[Stored records]
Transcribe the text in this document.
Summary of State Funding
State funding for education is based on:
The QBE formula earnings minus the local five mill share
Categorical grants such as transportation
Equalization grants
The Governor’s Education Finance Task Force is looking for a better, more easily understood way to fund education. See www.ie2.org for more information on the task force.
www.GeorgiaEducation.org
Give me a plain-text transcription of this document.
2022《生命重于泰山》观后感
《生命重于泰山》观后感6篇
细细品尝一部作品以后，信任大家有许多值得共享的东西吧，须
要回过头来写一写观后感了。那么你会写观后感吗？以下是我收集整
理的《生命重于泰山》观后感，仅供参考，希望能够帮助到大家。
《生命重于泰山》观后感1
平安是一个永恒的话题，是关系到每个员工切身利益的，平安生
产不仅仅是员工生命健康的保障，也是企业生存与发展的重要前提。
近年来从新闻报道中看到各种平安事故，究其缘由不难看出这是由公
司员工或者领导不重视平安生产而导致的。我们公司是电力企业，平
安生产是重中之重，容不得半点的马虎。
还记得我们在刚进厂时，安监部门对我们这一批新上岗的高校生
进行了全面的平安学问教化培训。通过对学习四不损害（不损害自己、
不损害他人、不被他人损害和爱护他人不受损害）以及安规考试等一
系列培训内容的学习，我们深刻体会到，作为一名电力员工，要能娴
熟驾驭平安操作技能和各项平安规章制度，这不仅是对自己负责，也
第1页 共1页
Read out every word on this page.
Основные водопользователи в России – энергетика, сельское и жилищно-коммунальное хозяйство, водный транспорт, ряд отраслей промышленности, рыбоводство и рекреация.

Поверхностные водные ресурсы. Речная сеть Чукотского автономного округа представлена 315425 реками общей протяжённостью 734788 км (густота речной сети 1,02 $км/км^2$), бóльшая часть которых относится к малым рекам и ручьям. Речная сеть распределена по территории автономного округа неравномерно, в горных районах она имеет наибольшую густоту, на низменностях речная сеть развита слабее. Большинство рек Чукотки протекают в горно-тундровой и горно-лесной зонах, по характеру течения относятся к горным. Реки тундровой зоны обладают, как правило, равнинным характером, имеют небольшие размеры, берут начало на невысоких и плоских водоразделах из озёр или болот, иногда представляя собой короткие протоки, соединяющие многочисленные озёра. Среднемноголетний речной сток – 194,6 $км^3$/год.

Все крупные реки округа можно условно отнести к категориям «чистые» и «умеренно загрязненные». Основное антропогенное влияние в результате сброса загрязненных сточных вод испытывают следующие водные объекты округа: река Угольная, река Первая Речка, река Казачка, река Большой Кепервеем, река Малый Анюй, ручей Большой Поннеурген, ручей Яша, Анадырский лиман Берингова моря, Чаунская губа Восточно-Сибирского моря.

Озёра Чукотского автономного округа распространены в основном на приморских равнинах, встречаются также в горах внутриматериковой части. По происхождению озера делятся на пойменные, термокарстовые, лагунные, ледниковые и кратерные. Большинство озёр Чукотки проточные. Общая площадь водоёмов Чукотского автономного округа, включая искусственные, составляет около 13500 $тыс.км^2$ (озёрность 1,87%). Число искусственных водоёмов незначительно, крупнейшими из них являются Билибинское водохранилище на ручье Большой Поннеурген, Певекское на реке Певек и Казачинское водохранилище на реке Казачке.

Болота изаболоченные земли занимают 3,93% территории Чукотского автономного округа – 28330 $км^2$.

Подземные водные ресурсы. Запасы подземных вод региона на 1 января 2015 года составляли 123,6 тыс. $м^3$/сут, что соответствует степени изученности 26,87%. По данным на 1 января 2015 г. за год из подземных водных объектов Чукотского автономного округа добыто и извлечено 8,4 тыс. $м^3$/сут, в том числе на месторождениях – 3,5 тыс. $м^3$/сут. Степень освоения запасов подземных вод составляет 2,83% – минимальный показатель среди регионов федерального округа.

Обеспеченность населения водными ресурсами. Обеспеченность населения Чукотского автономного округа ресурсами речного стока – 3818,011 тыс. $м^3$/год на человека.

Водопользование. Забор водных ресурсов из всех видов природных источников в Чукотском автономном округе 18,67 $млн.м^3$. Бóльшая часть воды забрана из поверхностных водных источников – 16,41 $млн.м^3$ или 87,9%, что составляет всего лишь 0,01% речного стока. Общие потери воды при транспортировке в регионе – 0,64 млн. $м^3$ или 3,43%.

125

● **Short exercise**
Extract every line of the records above that contains the word "State".

● **Response**
Summary of State Funding
State funding for education is based on:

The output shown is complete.